Exercise prompt:
Find the line containing "Extract all readable text from this page." in the listing below; reproduce it and every line after, exactly. Skip pictures.

[Dataset entries]
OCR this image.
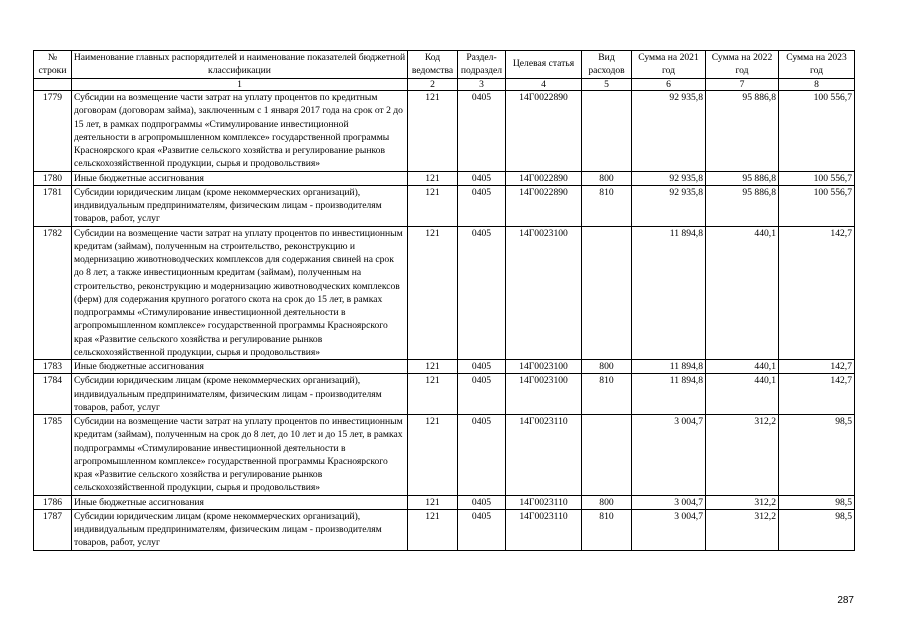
№ строки	Наименование главных распорядителей и наименование показателей бюджетной классификации	Код ведомства	Раздел-подраздел	Целевая статья	Вид расходов	Сумма на 2021 год	Сумма на 2022 год	Сумма на 2023 год
	1	2	3	4	5	6	7	8
1779	Субсидии на возмещение части затрат на уплату процентов по кредитным договорам (договорам займа), заключенным с 1 января 2017 года на срок от 2 до 15 лет, в рамках подпрограммы «Стимулирование инвестиционной деятельности в агропромышленном комплексе» государственной программы Красноярского края «Развитие сельского хозяйства и регулирование рынков сельскохозяйственной продукции, сырья и продовольствия»	121	0405	14Г0022890		92 935,8	95 886,8	100 556,7
1780	Иные бюджетные ассигнования	121	0405	14Г0022890	800	92 935,8	95 886,8	100 556,7
1781	Субсидии юридическим лицам (кроме некоммерческих организаций), индивидуальным предпринимателям, физическим лицам - производителям товаров, работ, услуг	121	0405	14Г0022890	810	92 935,8	95 886,8	100 556,7
1782	Субсидии на возмещение части затрат на уплату процентов по инвестиционным кредитам (займам), полученным на строительство, реконструкцию и модернизацию животноводческих комплексов для содержания свиней на срок до 8 лет, а также инвестиционным кредитам (займам), полученным на строительство, реконструкцию и модернизацию животноводческих комплексов (ферм) для содержания крупного рогатого скота на срок до 15 лет, в рамках подпрограммы «Стимулирование инвестиционной деятельности в агропромышленном комплексе» государственной программы Красноярского края «Развитие сельского хозяйства и регулирование рынков сельскохозяйственной продукции, сырья и продовольствия»	121	0405	14Г0023100		11 894,8	440,1	142,7
1783	Иные бюджетные ассигнования	121	0405	14Г0023100	800	11 894,8	440,1	142,7
1784	Субсидии юридическим лицам (кроме некоммерческих организаций), индивидуальным предпринимателям, физическим лицам - производителям товаров, работ, услуг	121	0405	14Г0023100	810	11 894,8	440,1	142,7
1785	Субсидии на возмещение части затрат на уплату процентов по инвестиционным кредитам (займам), полученным на срок до 8 лет, до 10 лет и до 15 лет, в рамках подпрограммы «Стимулирование инвестиционной деятельности в агропромышленном комплексе» государственной программы Красноярского края «Развитие сельского хозяйства и регулирование рынков сельскохозяйственной продукции, сырья и продовольствия»	121	0405	14Г0023110		3 004,7	312,2	98,5
1786	Иные бюджетные ассигнования	121	0405	14Г0023110	800	3 004,7	312,2	98,5
1787	Субсидии юридическим лицам (кроме некоммерческих организаций), индивидуальным предпринимателям, физическим лицам - производителям товаров, работ, услуг	121	0405	14Г0023110	810	3 004,7	312,2	98,5
287
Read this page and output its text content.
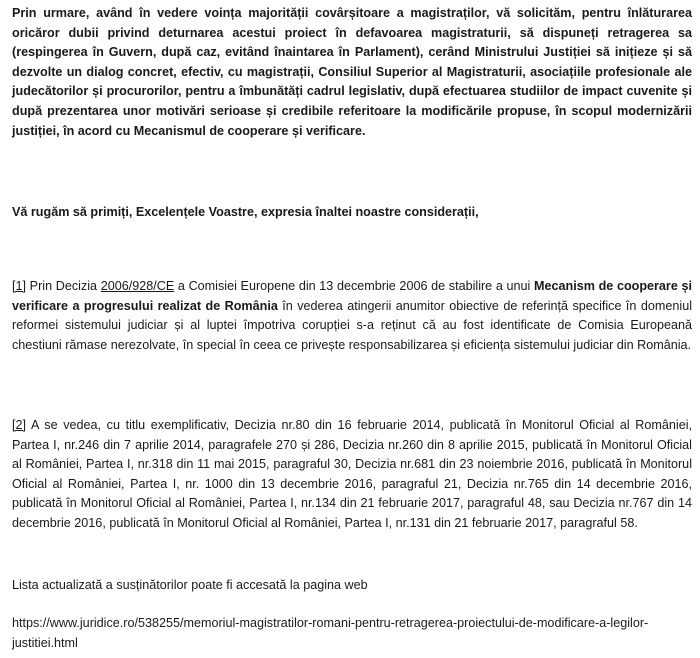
Prin urmare, având în vedere voința majorității covârșitoare a magistraților, vă solicităm, pentru înlăturarea oricăror dubii privind deturnarea acestui proiect în defavoarea magistraturii, să dispuneți retragerea sa (respingerea în Guvern, după caz, evitând înaintarea în Parlament), cerând Ministrului Justiției să inițieze și să dezvolte un dialog concret, efectiv, cu magistrații, Consiliul Superior al Magistraturii, asociațiile profesionale ale judecătorilor și procurorilor, pentru a îmbunătăți cadrul legislativ, după efectuarea studiilor de impact cuvenite și după prezentarea unor motivări serioase și credibile referitoare la modificările propuse, în scopul modernizării justiției, în acord cu Mecanismul de cooperare și verificare.

Vă rugăm să primiți, Excelențele Voastre, expresia înaltei noastre considerații,

[1] Prin Decizia 2006/928/CE a Comisiei Europene din 13 decembrie 2006 de stabilire a unui Mecanism de cooperare și verificare a progresului realizat de România în vederea atingerii anumitor obiective de referință specifice în domeniul reformei sistemului judiciar și al luptei împotriva corupției s-a reținut că au fost identificate de Comisia Europeană chestiuni rămase nerezolvate, în special în ceea ce privește responsabilizarea și eficiența sistemului judiciar din România.

[2] A se vedea, cu titlu exemplificativ, Decizia nr.80 din 16 februarie 2014, publicată în Monitorul Oficial al României, Partea I, nr.246 din 7 aprilie 2014, paragrafele 270 și 286, Decizia nr.260 din 8 aprilie 2015, publicată în Monitorul Oficial al României, Partea I, nr.318 din 11 mai 2015, paragraful 30, Decizia nr.681 din 23 noiembrie 2016, publicată în Monitorul Oficial al României, Partea I, nr. 1000 din 13 decembrie 2016, paragraful 21, Decizia nr.765 din 14 decembrie 2016, publicată în Monitorul Oficial al României, Partea I, nr.134 din 21 februarie 2017, paragraful 48, sau Decizia nr.767 din 14 decembrie 2016, publicată în Monitorul Oficial al României, Partea I, nr.131 din 21 februarie 2017, paragraful 58.

Lista actualizată a susținătorilor poate fi accesată la pagina web

https://www.juridice.ro/538255/memoriul-magistratilor-romani-pentru-retragerea-proiectului-de-modificare-a-legilor-justitiei.html
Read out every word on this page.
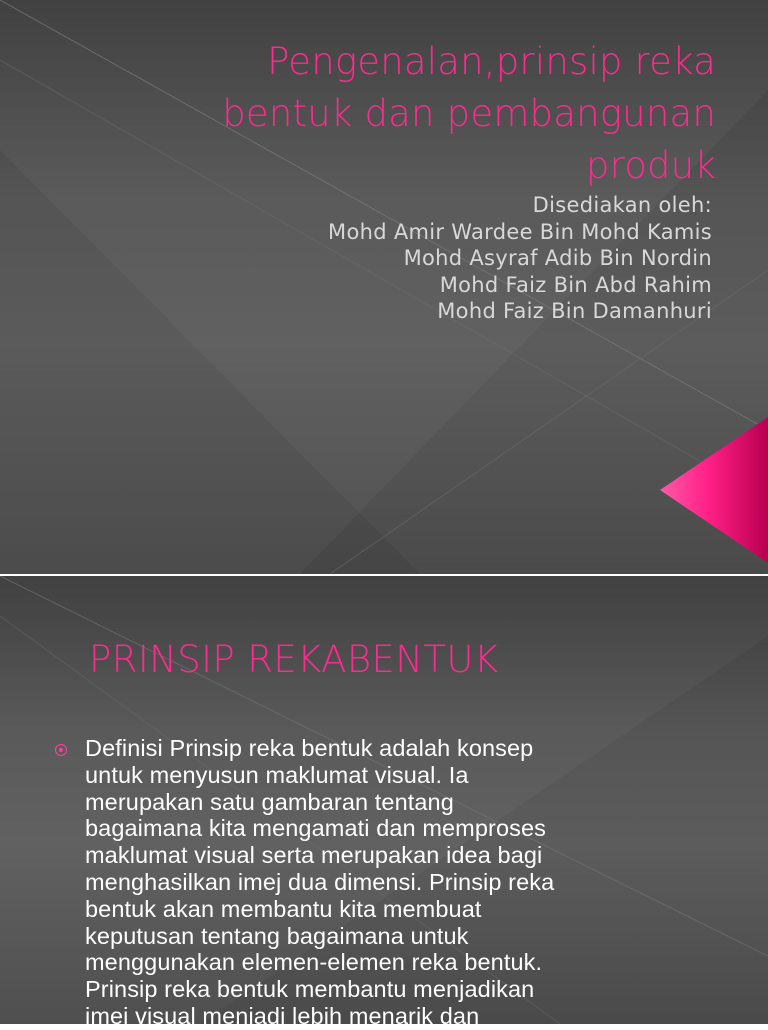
Pengenalan,prinsip reka
bentuk dan pembangunan
produk
Disediakan oleh:
Mohd Amir Wardee Bin Mohd Kamis
Mohd Asyraf Adib Bin Nordin
Mohd Faiz Bin Abd Rahim
Mohd Faiz Bin Damanhuri
PRINSIP REKABENTUK
Definisi Prinsip reka bentuk adalah konsep
untuk menyusun maklumat visual. Ia
merupakan satu gambaran tentang
bagaimana kita mengamati dan memproses
maklumat visual serta merupakan idea bagi
menghasilkan imej dua dimensi. Prinsip reka
bentuk akan membantu kita membuat
keputusan tentang bagaimana untuk
menggunakan elemen-elemen reka bentuk.
Prinsip reka bentuk membantu menjadikan
imej visual menjadi lebih menarik dan
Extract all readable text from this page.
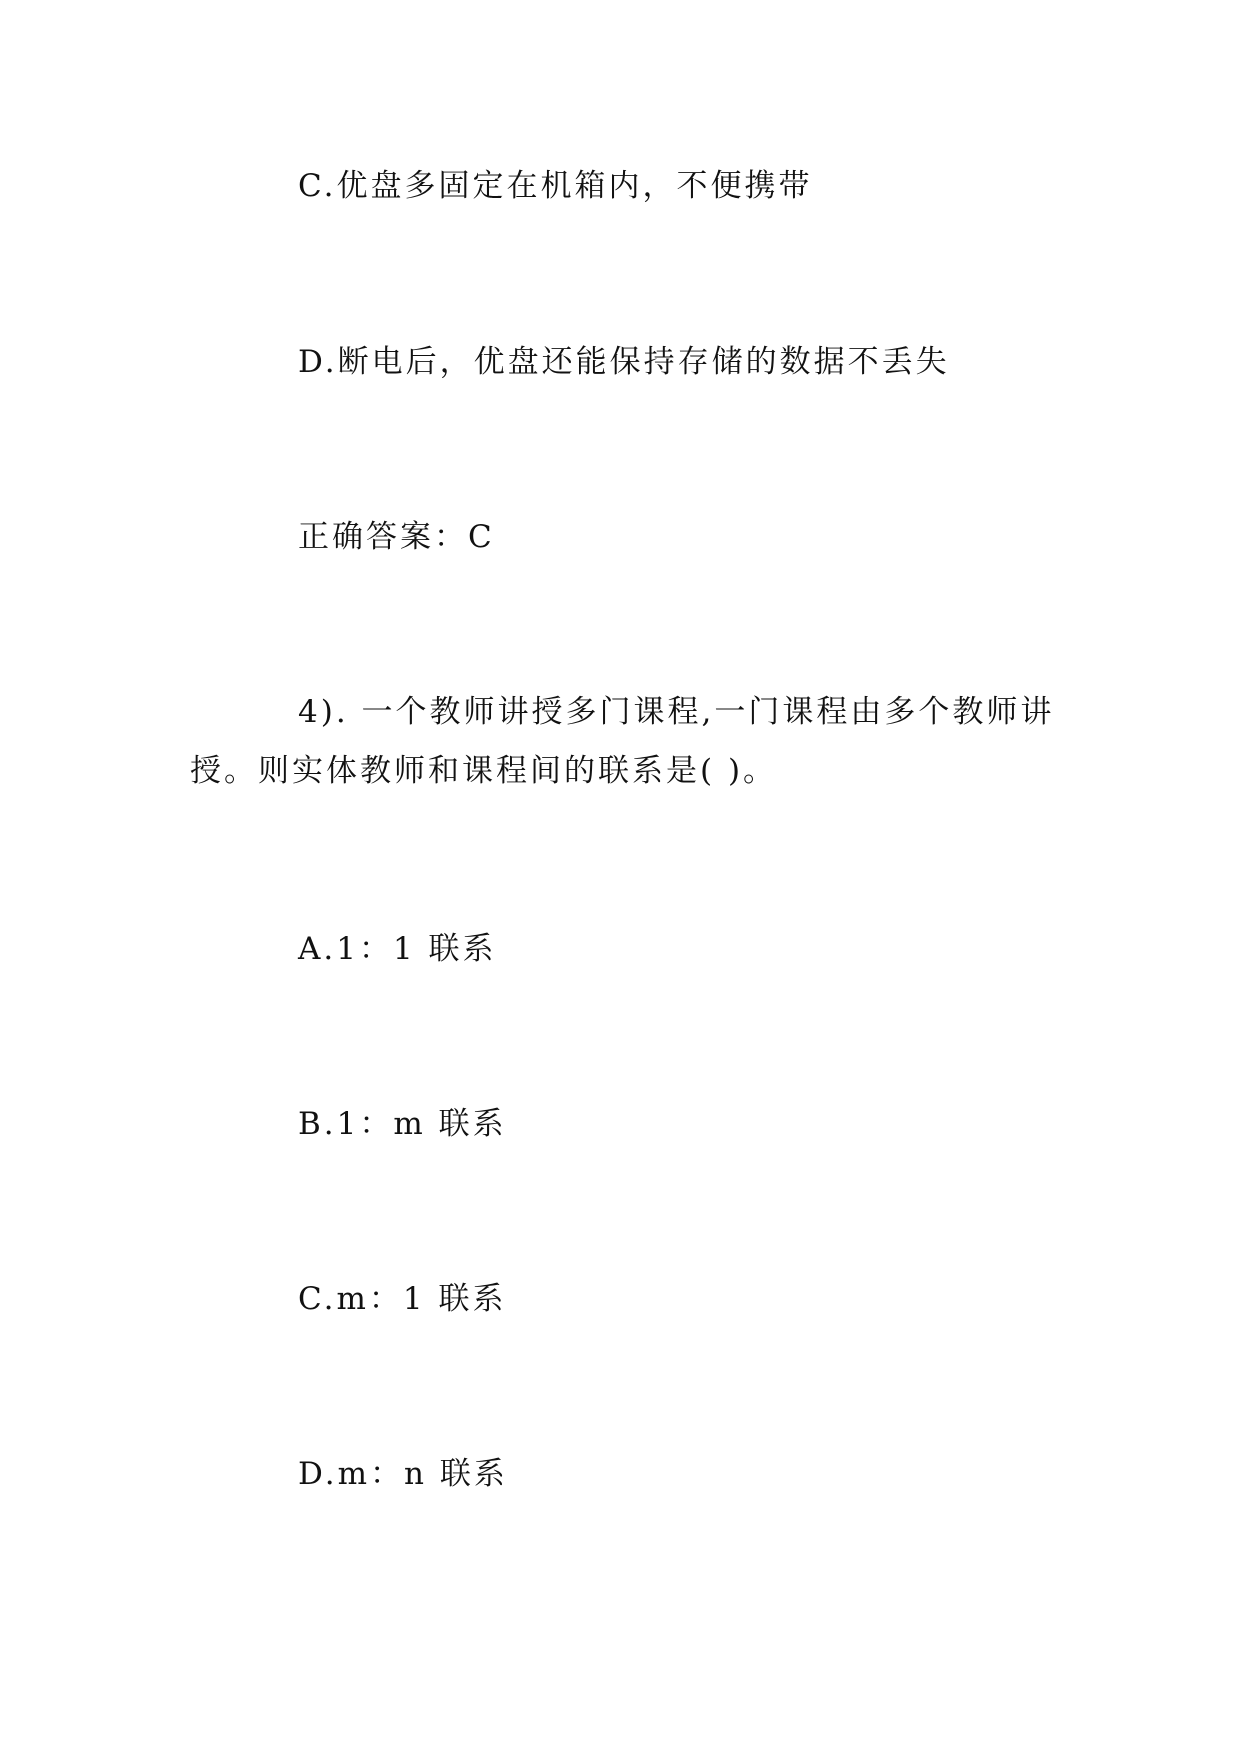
C.优盘多固定在机箱内，不便携带
D.断电后，优盘还能保持存储的数据不丢失
正确答案：C
4). 一个教师讲授多门课程,一门课程由多个教师讲
授。则实体教师和课程间的联系是( )。
A.1：1 联系
B.1：m 联系
C.m：1 联系
D.m：n 联系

Finished task:
Extract all readable text from this page.
C.优盘多固定在机箱内，不便携带
D.断电后，优盘还能保持存储的数据不丢失
正确答案：C
4). 一个教师讲授多门课程,一门课程由多个教师讲
授。则实体教师和课程间的联系是( )。
A.1：1 联系
B.1：m 联系
C.m：1 联系
D.m：n 联系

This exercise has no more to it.